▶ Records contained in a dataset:
##############################
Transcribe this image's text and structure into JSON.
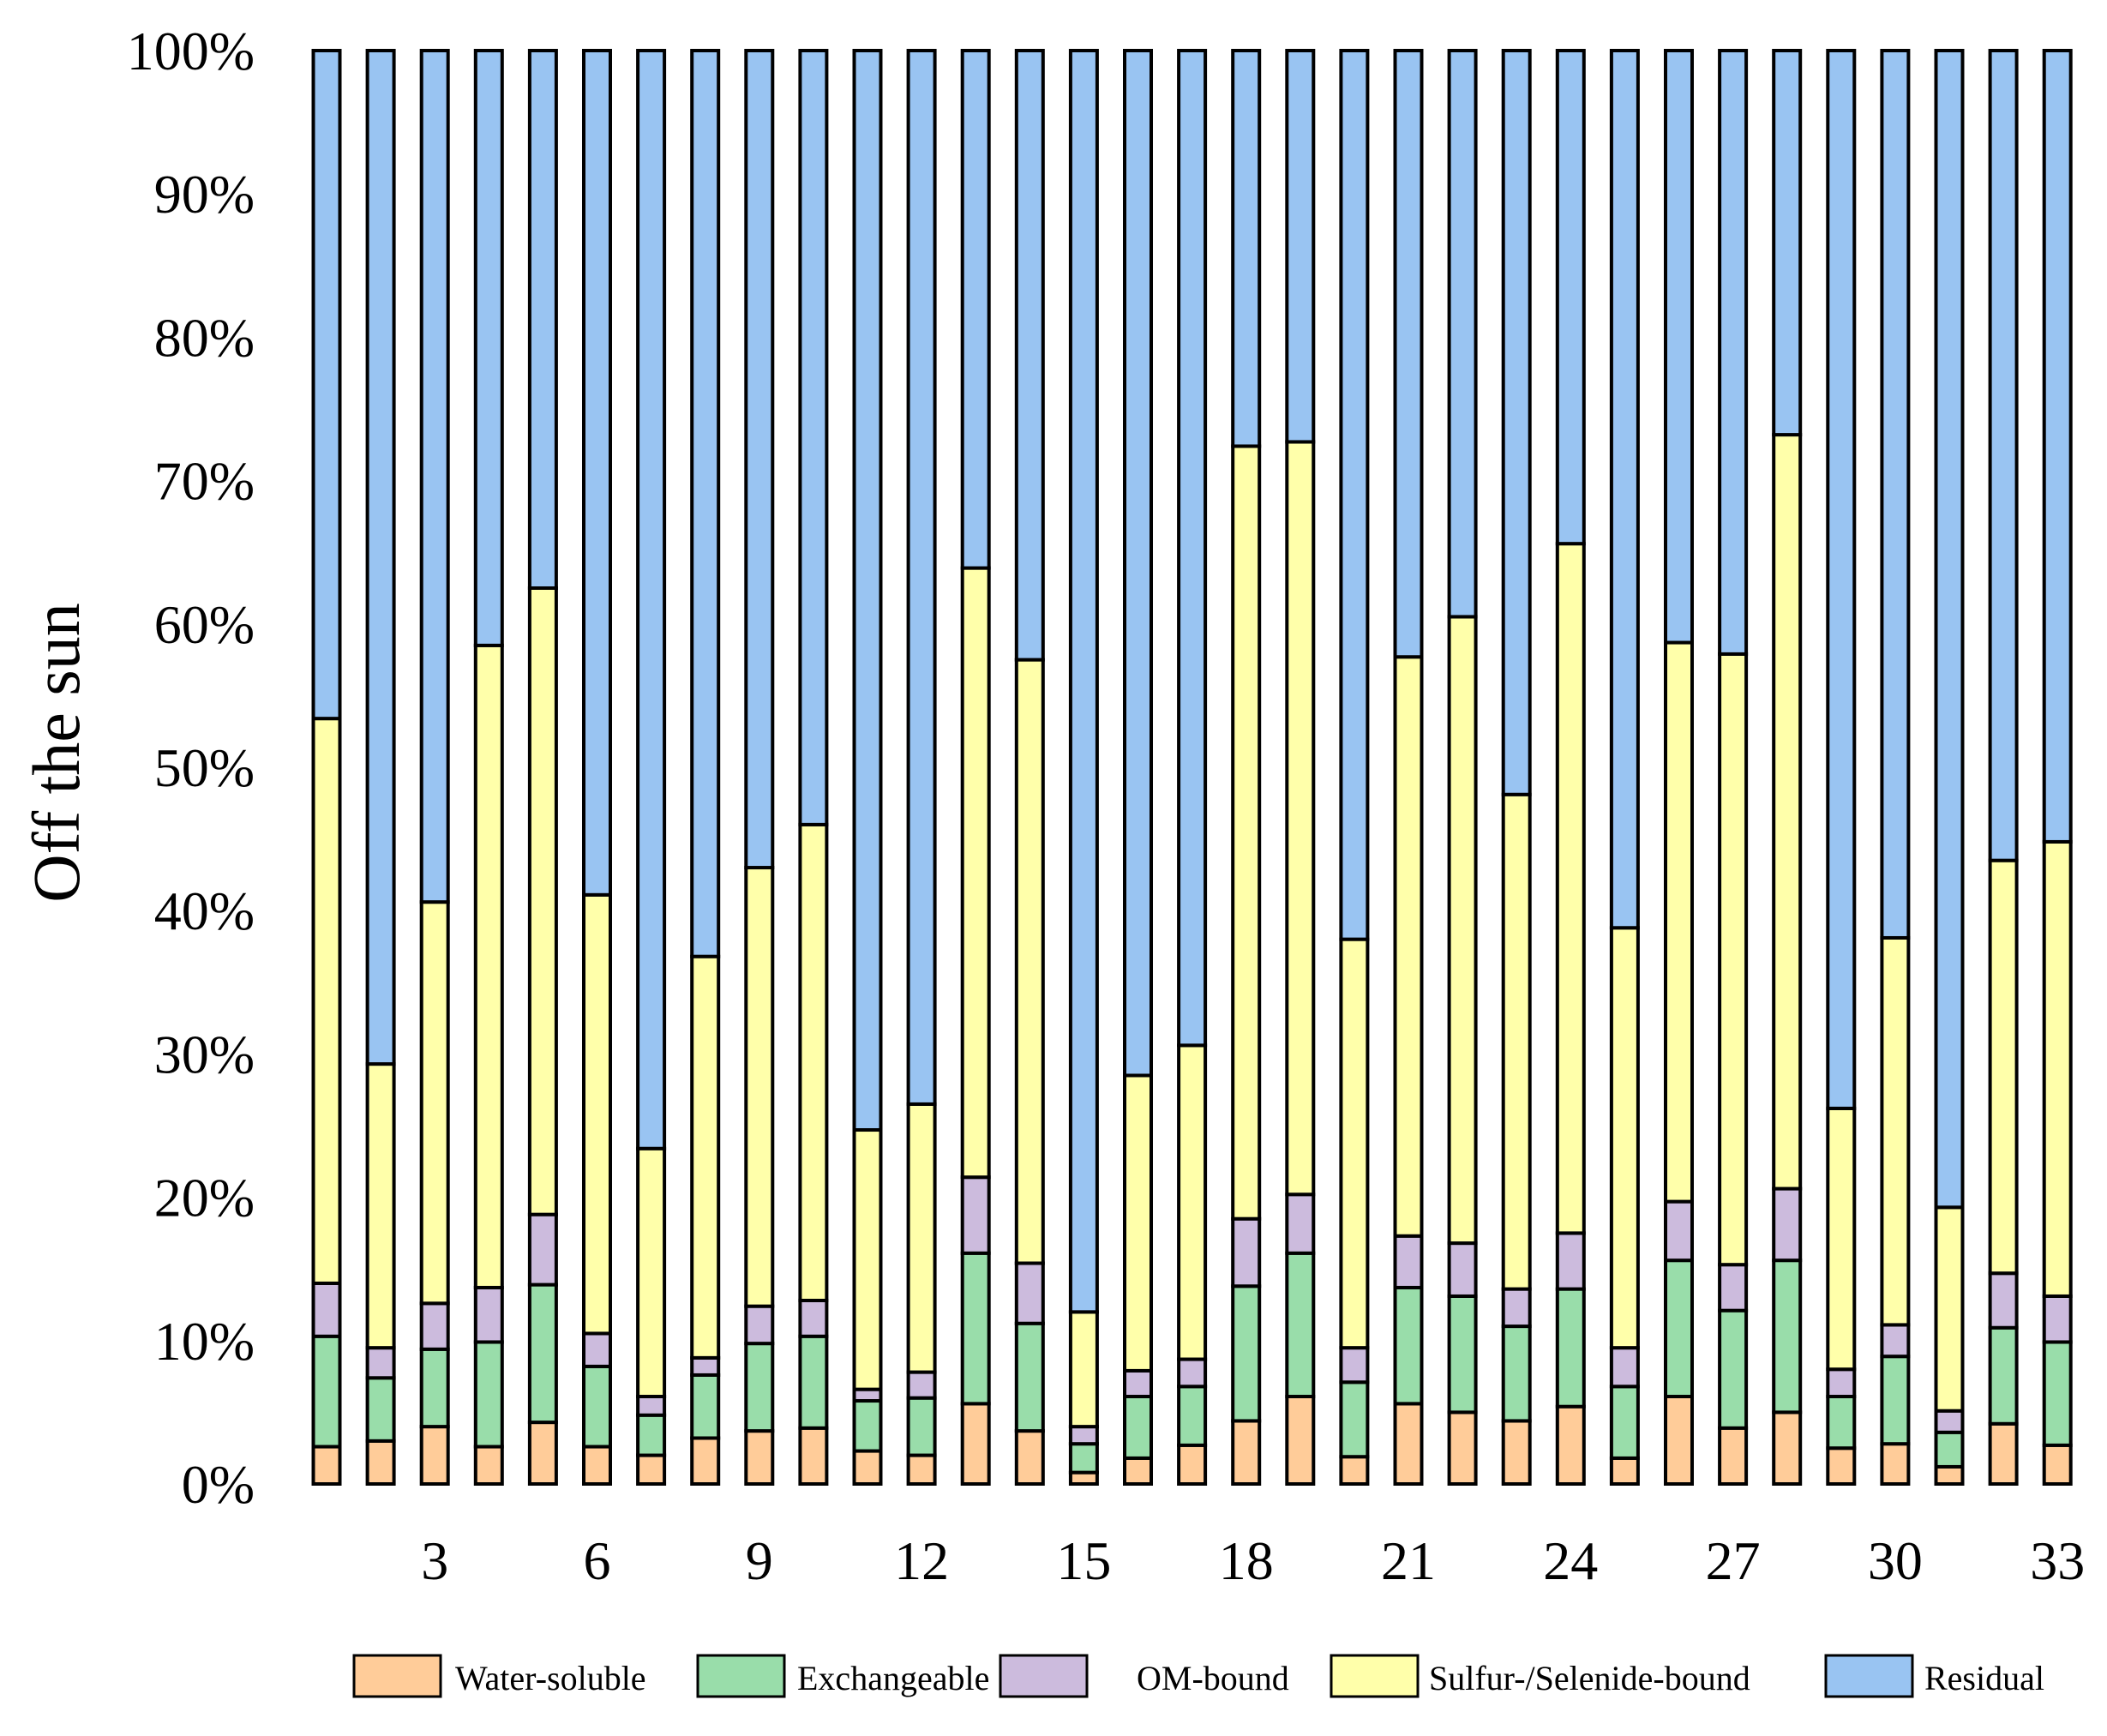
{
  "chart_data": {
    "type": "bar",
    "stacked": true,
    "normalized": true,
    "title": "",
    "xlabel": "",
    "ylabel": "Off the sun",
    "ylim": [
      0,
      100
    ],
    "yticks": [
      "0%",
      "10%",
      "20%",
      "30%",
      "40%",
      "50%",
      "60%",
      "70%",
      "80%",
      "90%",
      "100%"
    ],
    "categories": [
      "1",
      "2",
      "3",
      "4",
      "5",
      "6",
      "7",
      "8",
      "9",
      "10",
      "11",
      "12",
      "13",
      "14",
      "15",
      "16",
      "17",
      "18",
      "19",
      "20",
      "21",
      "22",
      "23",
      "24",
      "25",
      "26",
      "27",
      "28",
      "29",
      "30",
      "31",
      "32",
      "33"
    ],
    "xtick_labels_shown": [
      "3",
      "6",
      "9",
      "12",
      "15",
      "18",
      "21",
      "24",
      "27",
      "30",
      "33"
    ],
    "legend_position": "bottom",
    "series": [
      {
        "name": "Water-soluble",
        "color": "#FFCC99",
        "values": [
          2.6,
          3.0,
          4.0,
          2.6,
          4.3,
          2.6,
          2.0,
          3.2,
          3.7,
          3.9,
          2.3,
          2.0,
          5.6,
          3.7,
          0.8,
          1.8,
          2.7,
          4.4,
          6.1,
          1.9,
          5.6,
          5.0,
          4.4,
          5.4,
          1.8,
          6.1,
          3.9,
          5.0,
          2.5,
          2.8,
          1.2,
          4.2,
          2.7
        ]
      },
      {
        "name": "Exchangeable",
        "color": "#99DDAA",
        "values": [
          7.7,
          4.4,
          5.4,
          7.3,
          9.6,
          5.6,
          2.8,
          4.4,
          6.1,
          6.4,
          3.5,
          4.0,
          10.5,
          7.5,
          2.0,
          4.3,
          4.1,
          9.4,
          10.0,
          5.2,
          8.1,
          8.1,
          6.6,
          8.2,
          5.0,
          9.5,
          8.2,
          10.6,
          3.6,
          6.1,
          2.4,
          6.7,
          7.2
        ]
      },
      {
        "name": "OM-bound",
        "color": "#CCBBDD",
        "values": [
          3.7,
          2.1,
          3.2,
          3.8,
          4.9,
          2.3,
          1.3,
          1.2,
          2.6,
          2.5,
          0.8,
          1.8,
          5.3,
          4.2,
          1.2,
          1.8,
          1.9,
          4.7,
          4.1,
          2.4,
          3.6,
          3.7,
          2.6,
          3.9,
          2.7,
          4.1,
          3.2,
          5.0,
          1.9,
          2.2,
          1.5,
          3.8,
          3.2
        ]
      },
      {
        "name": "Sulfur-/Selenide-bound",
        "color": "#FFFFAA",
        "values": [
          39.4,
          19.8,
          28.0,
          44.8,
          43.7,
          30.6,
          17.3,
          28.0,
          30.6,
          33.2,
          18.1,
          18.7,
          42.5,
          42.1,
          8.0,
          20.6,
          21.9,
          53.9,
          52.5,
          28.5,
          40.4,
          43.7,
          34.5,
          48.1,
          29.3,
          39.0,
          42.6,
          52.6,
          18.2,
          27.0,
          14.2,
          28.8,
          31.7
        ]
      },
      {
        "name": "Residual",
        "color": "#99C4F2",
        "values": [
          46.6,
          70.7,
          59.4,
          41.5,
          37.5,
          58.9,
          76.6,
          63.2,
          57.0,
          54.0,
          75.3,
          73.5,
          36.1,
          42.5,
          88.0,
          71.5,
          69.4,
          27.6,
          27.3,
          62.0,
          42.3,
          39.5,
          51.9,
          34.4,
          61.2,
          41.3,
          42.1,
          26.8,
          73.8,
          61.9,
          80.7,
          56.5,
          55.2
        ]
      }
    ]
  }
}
##############################
▶ What you have to do: Copy out each line of the material that holds the word "name".

▶ Result of this exercise:
        "name": "Water-soluble",
        "name": "Exchangeable",
        "name": "OM-bound",
        "name": "Sulfur-/Selenide-bound",
        "name": "Residual",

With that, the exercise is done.